**Problem description:** The listing below must be repeated word for word, with its images excluded.
## START Data shown
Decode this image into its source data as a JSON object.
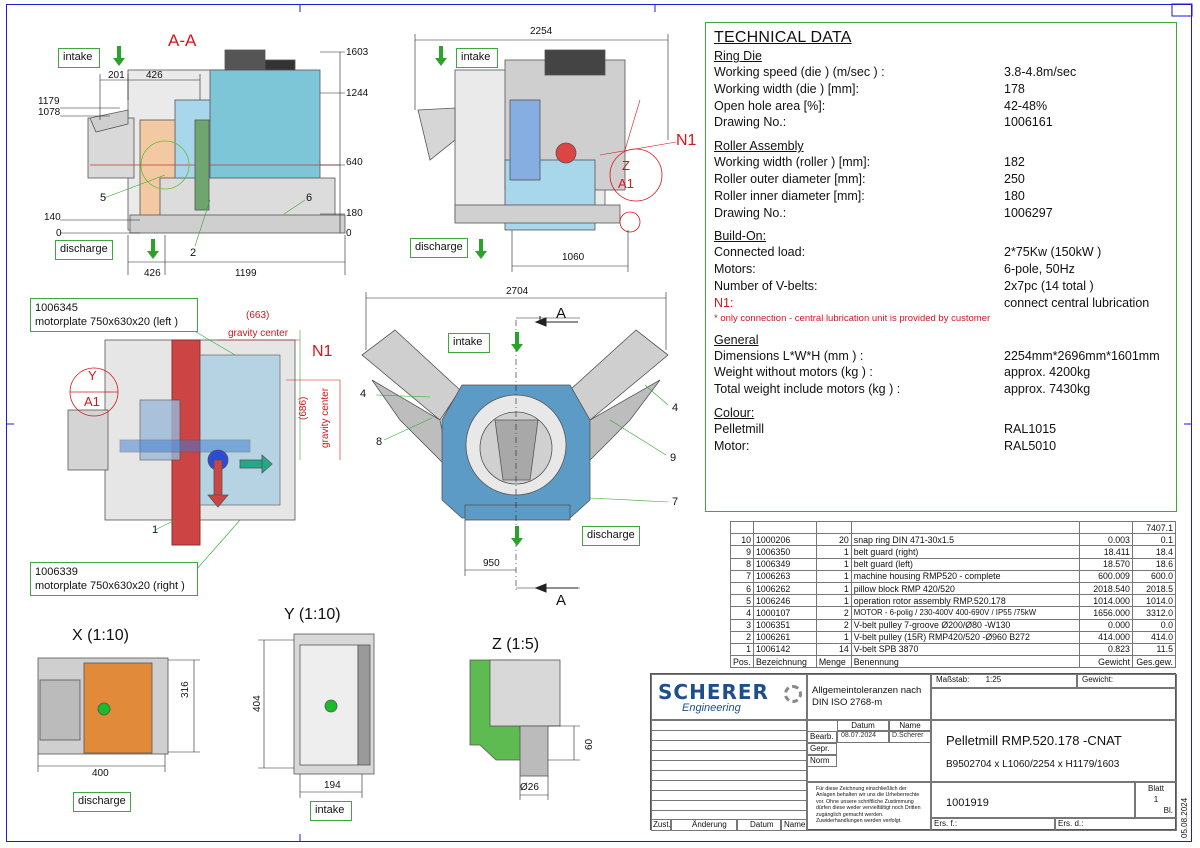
{
  "views": {
    "aa_title": "A-A",
    "x_title": "X (1:10)",
    "y_title": "Y (1:10)",
    "z_title": "Z (1:5)",
    "n1": "N1",
    "a_mark": "A",
    "y_mark": "Y",
    "a1_mark": "A1",
    "z_mark": "Z"
  },
  "labels": {
    "intake": "intake",
    "discharge": "discharge",
    "motorplate_left_no": "1006345",
    "motorplate_left": "motorplate 750x630x20   (left )",
    "motorplate_right_no": "1006339",
    "motorplate_right": "motorplate 750x630x20   (right )",
    "gravity_center": "gravity center",
    "gc_val_663": "(663)",
    "gc_val_686": "(686)"
  },
  "dims": {
    "d201": "201",
    "d426a": "426",
    "d1179": "1179",
    "d1078": "1078",
    "d140": "140",
    "d0a": "0",
    "d426b": "426",
    "d1199": "1199",
    "d1603": "1603",
    "d1244": "1244",
    "d640": "640",
    "d180": "180",
    "d0b": "0",
    "d2254": "2254",
    "d1060": "1060",
    "d2704": "2704",
    "d950": "950",
    "d316": "316",
    "d400": "400",
    "d404": "404",
    "d194": "194",
    "d60": "60",
    "d26": "Ø26"
  },
  "callouts": {
    "c5": "5",
    "c2": "2",
    "c6": "6",
    "c1": "1",
    "c4a": "4",
    "c4b": "4",
    "c8": "8",
    "c9": "9",
    "c7": "7"
  },
  "technical": {
    "title": "TECHNICAL DATA",
    "ring_die": {
      "heading": "Ring Die",
      "rows": [
        {
          "k": "Working speed    (die )       (m/sec ) :",
          "v": "3.8-4.8m/sec"
        },
        {
          "k": "Working width    (die )   [mm]:",
          "v": "178"
        },
        {
          "k": "Open hole area [%]:",
          "v": "42-48%"
        },
        {
          "k": "Drawing No.:",
          "v": "1006161"
        }
      ]
    },
    "roller": {
      "heading": "Roller Assembly",
      "rows": [
        {
          "k": "Working width    (roller )  [mm]:",
          "v": "182"
        },
        {
          "k": "Roller outer diameter [mm]:",
          "v": "250"
        },
        {
          "k": "Roller inner diameter [mm]:",
          "v": "180"
        },
        {
          "k": "Drawing No.:",
          "v": "1006297"
        }
      ]
    },
    "buildon": {
      "heading": "Build-On:",
      "rows": [
        {
          "k": "Connected load:",
          "v": "2*75Kw    (150kW )"
        },
        {
          "k": "Motors:",
          "v": "6-pole, 50Hz"
        },
        {
          "k": "Number of V-belts:",
          "v": "2x7pc    (14 total )"
        }
      ],
      "n1_key": "N1:",
      "n1_val": "connect central lubrication",
      "note": "* only connection - central lubrication unit is provided by customer"
    },
    "general": {
      "heading": "General",
      "rows": [
        {
          "k": "Dimensions L*W*H     (mm ) :",
          "v": "2254mm*2696mm*1601mm"
        },
        {
          "k": "Weight without motors     (kg ) :",
          "v": "approx. 4200kg"
        },
        {
          "k": "Total weight include motors      (kg ) :",
          "v": "approx. 7430kg"
        }
      ]
    },
    "colour": {
      "heading": "Colour:",
      "rows": [
        {
          "k": "Pelletmill",
          "v": "RAL1015"
        },
        {
          "k": "Motor:",
          "v": "RAL5010"
        }
      ]
    }
  },
  "parts": {
    "total": "7407.1",
    "rows": [
      {
        "pos": "10",
        "no": "1000206",
        "qty": "20",
        "name": "snap ring DIN 471-30x1.5",
        "w": "0.003",
        "tw": "0.1"
      },
      {
        "pos": "9",
        "no": "1006350",
        "qty": "1",
        "name": "belt guard (right)",
        "w": "18.411",
        "tw": "18.4"
      },
      {
        "pos": "8",
        "no": "1006349",
        "qty": "1",
        "name": "belt guard (left)",
        "w": "18.570",
        "tw": "18.6"
      },
      {
        "pos": "7",
        "no": "1006263",
        "qty": "1",
        "name": "machine housing RMP520 - complete",
        "w": "600.009",
        "tw": "600.0"
      },
      {
        "pos": "6",
        "no": "1006262",
        "qty": "1",
        "name": "pillow block RMP 420/520",
        "w": "2018.540",
        "tw": "2018.5"
      },
      {
        "pos": "5",
        "no": "1006246",
        "qty": "1",
        "name": "operation rotor assembly RMP.520.178",
        "w": "1014.000",
        "tw": "1014.0"
      },
      {
        "pos": "4",
        "no": "1000107",
        "qty": "2",
        "name": "MOTOR - 6-polig / 230-400V 400-690V / IP55 /75kW",
        "w": "1656.000",
        "tw": "3312.0"
      },
      {
        "pos": "3",
        "no": "1006351",
        "qty": "2",
        "name": "V-belt pulley 7-groove Ø200/Ø80 -W130",
        "w": "0.000",
        "tw": "0.0"
      },
      {
        "pos": "2",
        "no": "1006261",
        "qty": "1",
        "name": "V-belt pulley (15R) RMP420/520 -Ø960 B272",
        "w": "414.000",
        "tw": "414.0"
      },
      {
        "pos": "1",
        "no": "1006142",
        "qty": "14",
        "name": "V-belt SPB 3870",
        "w": "0.823",
        "tw": "11.5"
      }
    ],
    "header": {
      "pos": "Pos.",
      "no": "Bezeichnung",
      "qty": "Menge",
      "name": "Benennung",
      "w": "Gewicht",
      "tw": "Ges.gew."
    }
  },
  "titleblock": {
    "logo_main": "SCHERER",
    "logo_sub": "Engineering",
    "tolerance": "Allgemeintoleranzen nach DIN ISO 2768-m",
    "scale_label": "Maßstab:",
    "scale": "1:25",
    "weight_label": "Gewicht:",
    "datum": "Datum",
    "name": "Name",
    "bearb": "Bearb.",
    "bearb_date": "08.07.2024",
    "bearb_name": "D.Scherer",
    "gepr": "Gepr.",
    "norm": "Norm",
    "title": "Pelletmill RMP.520.178 -CNAT",
    "subtitle": "B9502704 x L1060/2254 x H1179/1603",
    "drawing_no": "1001919",
    "blatt": "Blatt",
    "blatt_no": "1",
    "bl": "Bl.",
    "legal": "Für diese Zeichnung einschließlich der Anlagen behalten wir uns die Urheberrechte vor. Ohne unsere schriftliche Zustimmung dürfen diese weder vervielfältigt noch Dritten zugänglich gemacht werden. Zuwiderhandlungen werden verfolgt.",
    "zust": "Zust.",
    "aenderung": "Änderung",
    "datum2": "Datum",
    "name2": "Name",
    "ers_f": "Ers. f.:",
    "ers_d": "Ers. d.:",
    "date_vertical": "05.08.2024"
  }
}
## END Data shown
**Written reply:**
Decode this image into its source data as a JSON object.
{
  "views": {
    "aa_title": "A-A",
    "x_title": "X (1:10)",
    "y_title": "Y (1:10)",
    "z_title": "Z (1:5)",
    "n1": "N1",
    "a_mark": "A",
    "y_mark": "Y",
    "a1_mark": "A1",
    "z_mark": "Z"
  },
  "labels": {
    "intake": "intake",
    "discharge": "discharge",
    "motorplate_left_no": "1006345",
    "motorplate_left": "motorplate 750x630x20   (left )",
    "motorplate_right_no": "1006339",
    "motorplate_right": "motorplate 750x630x20   (right )",
    "gravity_center": "gravity center",
    "gc_val_663": "(663)",
    "gc_val_686": "(686)"
  },
  "dims": {
    "d201": "201",
    "d426a": "426",
    "d1179": "1179",
    "d1078": "1078",
    "d140": "140",
    "d0a": "0",
    "d426b": "426",
    "d1199": "1199",
    "d1603": "1603",
    "d1244": "1244",
    "d640": "640",
    "d180": "180",
    "d0b": "0",
    "d2254": "2254",
    "d1060": "1060",
    "d2704": "2704",
    "d950": "950",
    "d316": "316",
    "d400": "400",
    "d404": "404",
    "d194": "194",
    "d60": "60",
    "d26": "Ø26"
  },
  "callouts": {
    "c5": "5",
    "c2": "2",
    "c6": "6",
    "c1": "1",
    "c4a": "4",
    "c4b": "4",
    "c8": "8",
    "c9": "9",
    "c7": "7"
  },
  "technical": {
    "title": "TECHNICAL DATA",
    "ring_die": {
      "heading": "Ring Die",
      "rows": [
        {
          "k": "Working speed    (die )       (m/sec ) :",
          "v": "3.8-4.8m/sec"
        },
        {
          "k": "Working width    (die )   [mm]:",
          "v": "178"
        },
        {
          "k": "Open hole area [%]:",
          "v": "42-48%"
        },
        {
          "k": "Drawing No.:",
          "v": "1006161"
        }
      ]
    },
    "roller": {
      "heading": "Roller Assembly",
      "rows": [
        {
          "k": "Working width    (roller )  [mm]:",
          "v": "182"
        },
        {
          "k": "Roller outer diameter [mm]:",
          "v": "250"
        },
        {
          "k": "Roller inner diameter [mm]:",
          "v": "180"
        },
        {
          "k": "Drawing No.:",
          "v": "1006297"
        }
      ]
    },
    "buildon": {
      "heading": "Build-On:",
      "rows": [
        {
          "k": "Connected load:",
          "v": "2*75Kw    (150kW )"
        },
        {
          "k": "Motors:",
          "v": "6-pole, 50Hz"
        },
        {
          "k": "Number of V-belts:",
          "v": "2x7pc    (14 total )"
        }
      ],
      "n1_key": "N1:",
      "n1_val": "connect central lubrication",
      "note": "* only connection - central lubrication unit is provided by customer"
    },
    "general": {
      "heading": "General",
      "rows": [
        {
          "k": "Dimensions L*W*H     (mm ) :",
          "v": "2254mm*2696mm*1601mm"
        },
        {
          "k": "Weight without motors     (kg ) :",
          "v": "approx. 4200kg"
        },
        {
          "k": "Total weight include motors      (kg ) :",
          "v": "approx. 7430kg"
        }
      ]
    },
    "colour": {
      "heading": "Colour:",
      "rows": [
        {
          "k": "Pelletmill",
          "v": "RAL1015"
        },
        {
          "k": "Motor:",
          "v": "RAL5010"
        }
      ]
    }
  },
  "parts": {
    "total": "7407.1",
    "rows": [
      {
        "pos": "10",
        "no": "1000206",
        "qty": "20",
        "name": "snap ring DIN 471-30x1.5",
        "w": "0.003",
        "tw": "0.1"
      },
      {
        "pos": "9",
        "no": "1006350",
        "qty": "1",
        "name": "belt guard (right)",
        "w": "18.411",
        "tw": "18.4"
      },
      {
        "pos": "8",
        "no": "1006349",
        "qty": "1",
        "name": "belt guard (left)",
        "w": "18.570",
        "tw": "18.6"
      },
      {
        "pos": "7",
        "no": "1006263",
        "qty": "1",
        "name": "machine housing RMP520 - complete",
        "w": "600.009",
        "tw": "600.0"
      },
      {
        "pos": "6",
        "no": "1006262",
        "qty": "1",
        "name": "pillow block RMP 420/520",
        "w": "2018.540",
        "tw": "2018.5"
      },
      {
        "pos": "5",
        "no": "1006246",
        "qty": "1",
        "name": "operation rotor assembly RMP.520.178",
        "w": "1014.000",
        "tw": "1014.0"
      },
      {
        "pos": "4",
        "no": "1000107",
        "qty": "2",
        "name": "MOTOR - 6-polig / 230-400V 400-690V / IP55 /75kW",
        "w": "1656.000",
        "tw": "3312.0"
      },
      {
        "pos": "3",
        "no": "1006351",
        "qty": "2",
        "name": "V-belt pulley 7-groove Ø200/Ø80 -W130",
        "w": "0.000",
        "tw": "0.0"
      },
      {
        "pos": "2",
        "no": "1006261",
        "qty": "1",
        "name": "V-belt pulley (15R) RMP420/520 -Ø960 B272",
        "w": "414.000",
        "tw": "414.0"
      },
      {
        "pos": "1",
        "no": "1006142",
        "qty": "14",
        "name": "V-belt SPB 3870",
        "w": "0.823",
        "tw": "11.5"
      }
    ],
    "header": {
      "pos": "Pos.",
      "no": "Bezeichnung",
      "qty": "Menge",
      "name": "Benennung",
      "w": "Gewicht",
      "tw": "Ges.gew."
    }
  },
  "titleblock": {
    "logo_main": "SCHERER",
    "logo_sub": "Engineering",
    "tolerance": "Allgemeintoleranzen nach DIN ISO 2768-m",
    "scale_label": "Maßstab:",
    "scale": "1:25",
    "weight_label": "Gewicht:",
    "datum": "Datum",
    "name": "Name",
    "bearb": "Bearb.",
    "bearb_date": "08.07.2024",
    "bearb_name": "D.Scherer",
    "gepr": "Gepr.",
    "norm": "Norm",
    "title": "Pelletmill RMP.520.178 -CNAT",
    "subtitle": "B9502704 x L1060/2254 x H1179/1603",
    "drawing_no": "1001919",
    "blatt": "Blatt",
    "blatt_no": "1",
    "bl": "Bl.",
    "legal": "Für diese Zeichnung einschließlich der Anlagen behalten wir uns die Urheberrechte vor. Ohne unsere schriftliche Zustimmung dürfen diese weder vervielfältigt noch Dritten zugänglich gemacht werden. Zuwiderhandlungen werden verfolgt.",
    "zust": "Zust.",
    "aenderung": "Änderung",
    "datum2": "Datum",
    "name2": "Name",
    "ers_f": "Ers. f.:",
    "ers_d": "Ers. d.:",
    "date_vertical": "05.08.2024"
  }
}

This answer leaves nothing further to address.